Stored items:
──────────────────────────────
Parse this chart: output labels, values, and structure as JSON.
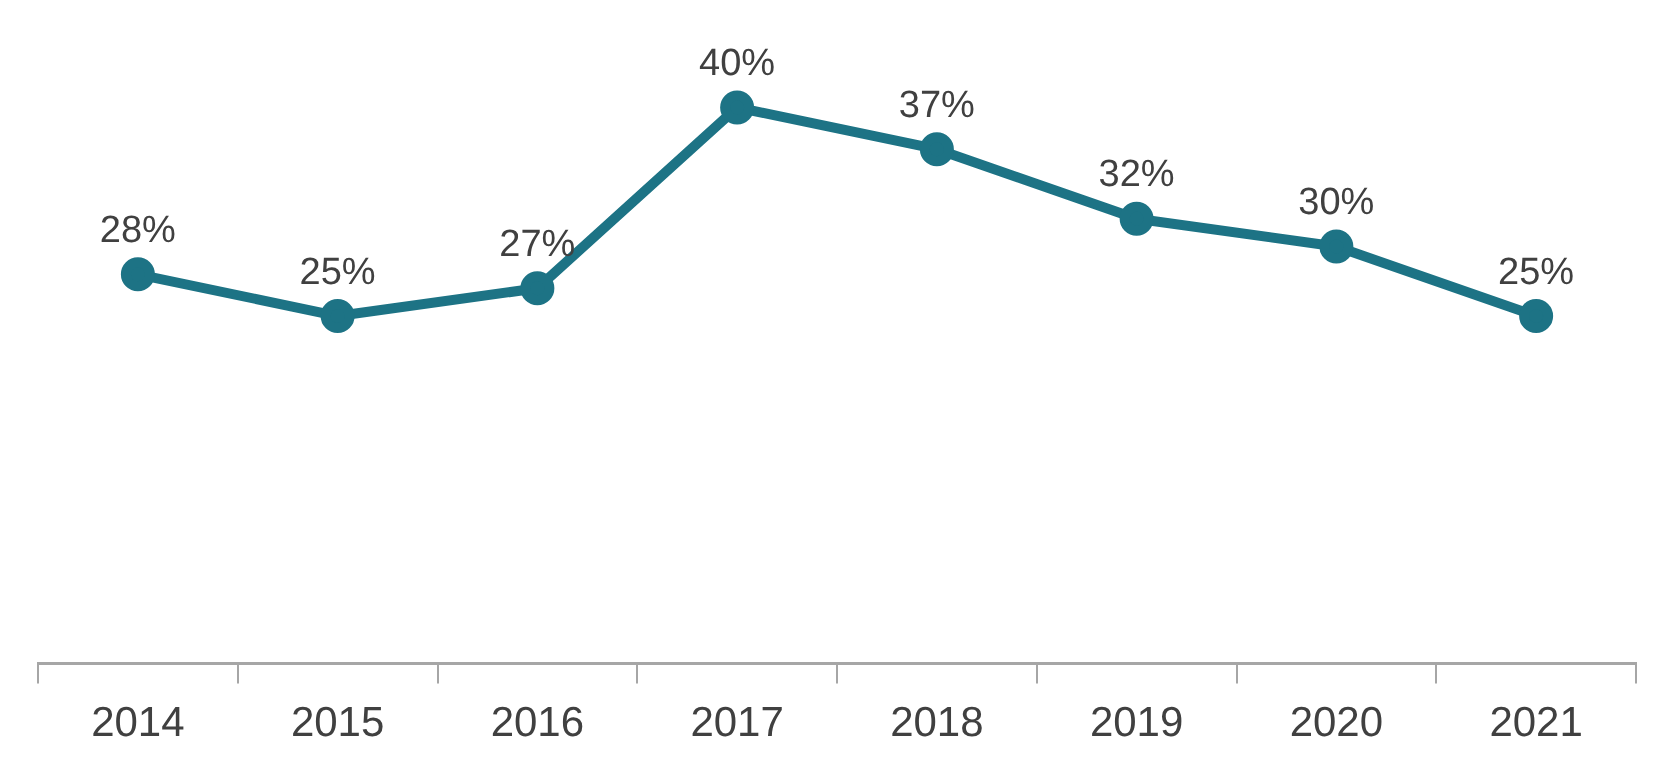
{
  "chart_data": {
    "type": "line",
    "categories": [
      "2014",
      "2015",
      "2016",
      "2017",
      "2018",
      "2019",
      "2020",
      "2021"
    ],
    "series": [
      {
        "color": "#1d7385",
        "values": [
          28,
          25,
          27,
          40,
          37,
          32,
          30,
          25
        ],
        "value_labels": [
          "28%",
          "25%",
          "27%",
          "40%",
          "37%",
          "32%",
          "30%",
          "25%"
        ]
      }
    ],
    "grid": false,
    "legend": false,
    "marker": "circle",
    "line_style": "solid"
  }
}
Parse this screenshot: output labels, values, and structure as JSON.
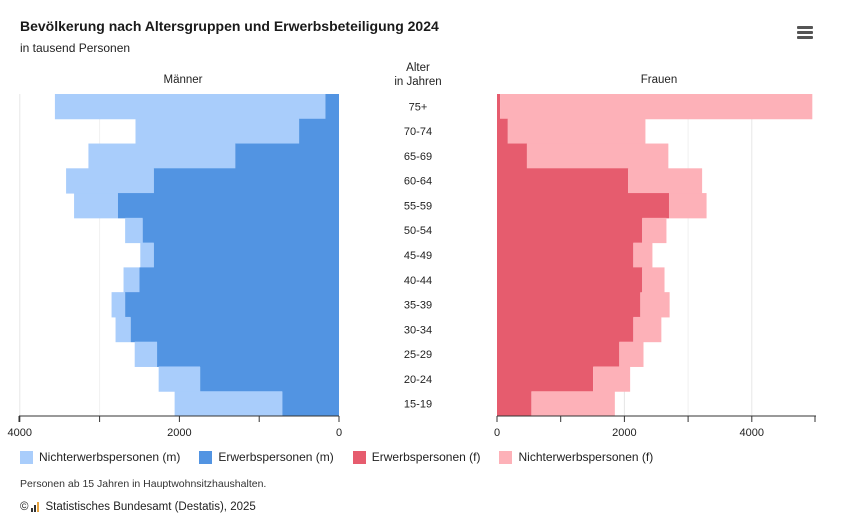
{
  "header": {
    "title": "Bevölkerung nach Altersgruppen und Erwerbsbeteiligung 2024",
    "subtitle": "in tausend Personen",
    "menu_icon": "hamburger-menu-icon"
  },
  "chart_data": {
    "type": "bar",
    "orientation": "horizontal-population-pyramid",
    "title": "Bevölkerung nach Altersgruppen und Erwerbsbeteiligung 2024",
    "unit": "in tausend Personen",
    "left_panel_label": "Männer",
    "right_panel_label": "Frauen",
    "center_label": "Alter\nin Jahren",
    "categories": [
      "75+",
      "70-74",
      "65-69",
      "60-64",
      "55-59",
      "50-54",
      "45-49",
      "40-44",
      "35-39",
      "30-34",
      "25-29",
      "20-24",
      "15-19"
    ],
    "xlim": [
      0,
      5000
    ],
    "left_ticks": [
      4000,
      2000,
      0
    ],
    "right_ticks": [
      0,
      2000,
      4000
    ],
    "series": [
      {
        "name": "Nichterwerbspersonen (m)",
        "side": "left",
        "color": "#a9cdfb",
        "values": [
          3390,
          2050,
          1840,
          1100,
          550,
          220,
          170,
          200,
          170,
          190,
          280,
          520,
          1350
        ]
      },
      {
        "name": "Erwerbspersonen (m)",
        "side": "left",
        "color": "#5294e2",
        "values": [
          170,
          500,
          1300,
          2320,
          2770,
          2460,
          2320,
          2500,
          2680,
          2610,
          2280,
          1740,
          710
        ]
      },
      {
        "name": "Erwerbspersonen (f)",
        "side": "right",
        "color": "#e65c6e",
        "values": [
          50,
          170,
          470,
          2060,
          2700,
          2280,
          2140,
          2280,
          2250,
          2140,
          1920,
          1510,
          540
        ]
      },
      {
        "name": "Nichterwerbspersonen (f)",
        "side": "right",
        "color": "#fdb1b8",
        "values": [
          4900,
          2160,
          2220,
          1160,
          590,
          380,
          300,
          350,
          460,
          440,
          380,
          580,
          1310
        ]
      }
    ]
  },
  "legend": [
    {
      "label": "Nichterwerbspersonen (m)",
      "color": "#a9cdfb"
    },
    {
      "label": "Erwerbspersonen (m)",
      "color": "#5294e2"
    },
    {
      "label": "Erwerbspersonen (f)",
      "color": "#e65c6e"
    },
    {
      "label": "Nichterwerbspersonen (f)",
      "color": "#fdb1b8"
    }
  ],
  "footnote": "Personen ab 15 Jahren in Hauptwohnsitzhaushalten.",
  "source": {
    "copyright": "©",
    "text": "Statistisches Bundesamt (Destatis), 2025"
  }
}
──────────────────────────────
The records above are to be restated exactly, without their pictures.

Parse this chart: output labels, values, and structure as JSON.
{
  "chart_data": {
    "type": "line",
    "categories": [
      "2014",
      "2015",
      "2016",
      "2017",
      "2018",
      "2019",
      "2020",
      "2021"
    ],
    "series": [
      {
        "color": "#1d7385",
        "values": [
          28,
          25,
          27,
          40,
          37,
          32,
          30,
          25
        ],
        "value_labels": [
          "28%",
          "25%",
          "27%",
          "40%",
          "37%",
          "32%",
          "30%",
          "25%"
        ]
      }
    ],
    "grid": false,
    "legend": false,
    "marker": "circle",
    "line_style": "solid"
  }
}
Parse this screenshot: output labels, values, and structure as JSON.
{
  "header": {
    "title": "Bevölkerung nach Altersgruppen und Erwerbsbeteiligung 2024",
    "subtitle": "in tausend Personen",
    "menu_icon": "hamburger-menu-icon"
  },
  "chart_data": {
    "type": "bar",
    "orientation": "horizontal-population-pyramid",
    "title": "Bevölkerung nach Altersgruppen und Erwerbsbeteiligung 2024",
    "unit": "in tausend Personen",
    "left_panel_label": "Männer",
    "right_panel_label": "Frauen",
    "center_label": "Alter\nin Jahren",
    "categories": [
      "75+",
      "70-74",
      "65-69",
      "60-64",
      "55-59",
      "50-54",
      "45-49",
      "40-44",
      "35-39",
      "30-34",
      "25-29",
      "20-24",
      "15-19"
    ],
    "xlim": [
      0,
      5000
    ],
    "left_ticks": [
      4000,
      2000,
      0
    ],
    "right_ticks": [
      0,
      2000,
      4000
    ],
    "series": [
      {
        "name": "Nichterwerbspersonen (m)",
        "side": "left",
        "color": "#a9cdfb",
        "values": [
          3390,
          2050,
          1840,
          1100,
          550,
          220,
          170,
          200,
          170,
          190,
          280,
          520,
          1350
        ]
      },
      {
        "name": "Erwerbspersonen (m)",
        "side": "left",
        "color": "#5294e2",
        "values": [
          170,
          500,
          1300,
          2320,
          2770,
          2460,
          2320,
          2500,
          2680,
          2610,
          2280,
          1740,
          710
        ]
      },
      {
        "name": "Erwerbspersonen (f)",
        "side": "right",
        "color": "#e65c6e",
        "values": [
          50,
          170,
          470,
          2060,
          2700,
          2280,
          2140,
          2280,
          2250,
          2140,
          1920,
          1510,
          540
        ]
      },
      {
        "name": "Nichterwerbspersonen (f)",
        "side": "right",
        "color": "#fdb1b8",
        "values": [
          4900,
          2160,
          2220,
          1160,
          590,
          380,
          300,
          350,
          460,
          440,
          380,
          580,
          1310
        ]
      }
    ]
  },
  "legend": [
    {
      "label": "Nichterwerbspersonen (m)",
      "color": "#a9cdfb"
    },
    {
      "label": "Erwerbspersonen (m)",
      "color": "#5294e2"
    },
    {
      "label": "Erwerbspersonen (f)",
      "color": "#e65c6e"
    },
    {
      "label": "Nichterwerbspersonen (f)",
      "color": "#fdb1b8"
    }
  ],
  "footnote": "Personen ab 15 Jahren in Hauptwohnsitzhaushalten.",
  "source": {
    "copyright": "©",
    "text": "Statistisches Bundesamt (Destatis), 2025"
  }
}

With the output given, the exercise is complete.